▸ **TASK DESCRIPTION**: Check each line for the word "żółtka" and give how many have it. Say nothing else.

═══

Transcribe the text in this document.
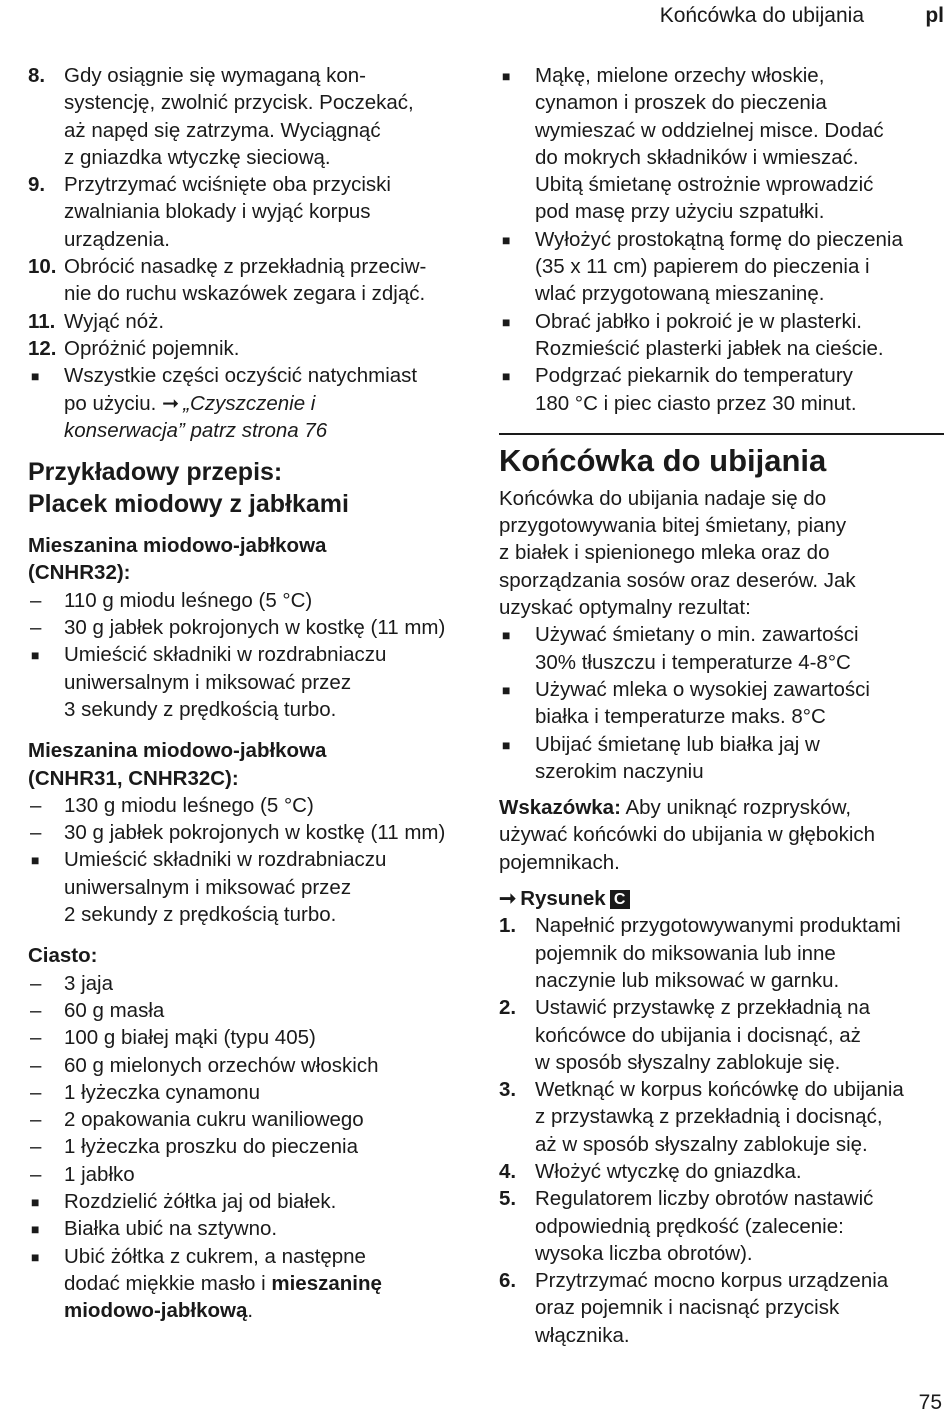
Końcówka do ubijania	pl
8. Gdy osiągnie się wymaganą kon-
systencję, zwolnić przycisk. Poczekać,
aż napęd się zatrzyma. Wyciągnąć
z gniazdka wtyczkę sieciową.
9. Przytrzymać wciśnięte oba przyciski
zwalniania blokady i wyjąć korpus
urządzenia.
10. Obrócić nasadkę z przekładnią przeciw-
nie do ruchu wskazówek zegara i zdjąć.
11. Wyjąć nóż.
12. Opróżnić pojemnik.
■ Wszystkie części oczyścić natychmiast
po użyciu. ➞ „Czyszczenie i
konserwacja” patrz strona 76
Przykładowy przepis:
Placek miodowy z jabłkami
Mieszanina miodowo-jabłkowa
(CNHR32):
– 110 g miodu leśnego (5 °C)
– 30 g jabłek pokrojonych w kostkę (11 mm)
■ Umieścić składniki w rozdrabniaczu
uniwersalnym i miksować przez
3 sekundy z prędkością turbo.
Mieszanina miodowo-jabłkowa
(CNHR31, CNHR32C):
– 130 g miodu leśnego (5 °C)
– 30 g jabłek pokrojonych w kostkę (11 mm)
■ Umieścić składniki w rozdrabniaczu
uniwersalnym i miksować przez
2 sekundy z prędkością turbo.
Ciasto:
– 3 jaja
– 60 g masła
– 100 g białej mąki (typu 405)
– 60 g mielonych orzechów włoskich
– 1 łyżeczka cynamonu
– 2 opakowania cukru waniliowego
– 1 łyżeczka proszku do pieczenia
– 1 jabłko
■ Rozdzielić żółtka jaj od białek.
■ Białka ubić na sztywno.
■ Ubić żółtka z cukrem, a następne
dodać miękkie masło i mieszaninę
miodowo-jabłkową.
■ Mąkę, mielone orzechy włoskie,
cynamon i proszek do pieczenia
wymieszać w oddzielnej misce. Dodać
do mokrych składników i wmieszać.
Ubitą śmietanę ostrożnie wprowadzić
pod masę przy użyciu szpatułki.
■ Wyłożyć prostokątną formę do pieczenia
(35 x 11 cm) papierem do pieczenia i
wlać przygotowaną mieszaninę.
■ Obrać jabłko i pokroić je w plasterki.
Rozmieścić plasterki jabłek na cieście.
■ Podgrzać piekarnik do temperatury
180 °C i piec ciasto przez 30 minut.
Końcówka do ubijania
Końcówka do ubijania nadaje się do
przygotowywania bitej śmietany, piany
z białek i spienionego mleka oraz do
sporządzania sosów oraz deserów. Jak
uzyskać optymalny rezultat:
■ Używać śmietany o min. zawartości
30% tłuszczu i temperaturze 4-8°C
■ Używać mleka o wysokiej zawartości
białka i temperaturze maks. 8°C
■ Ubijać śmietanę lub białka jaj w
szerokim naczyniu
Wskazówka: Aby uniknąć rozprysków,
używać końcówki do ubijania w głębokich
pojemnikach.
➞ Rysunek C
1. Napełnić przygotowywanymi produktami
pojemnik do miksowania lub inne
naczynie lub miksować w garnku.
2. Ustawić przystawkę z przekładnią na
końcówce do ubijania i docisnąć, aż
w sposób słyszalny zablokuje się.
3. Wetknąć w korpus końcówkę do ubijania
z przystawką z przekładnią i docisnąć,
aż w sposób słyszalny zablokuje się.
4. Włożyć wtyczkę do gniazdka.
5. Regulatorem liczby obrotów nastawić
odpowiednią prędkość (zalecenie:
wysoka liczba obrotów).
6. Przytrzymać mocno korpus urządzenia
oraz pojemnik i nacisnąć przycisk
włącznika.
75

═══

▸ **TASK RESPONSE**: 2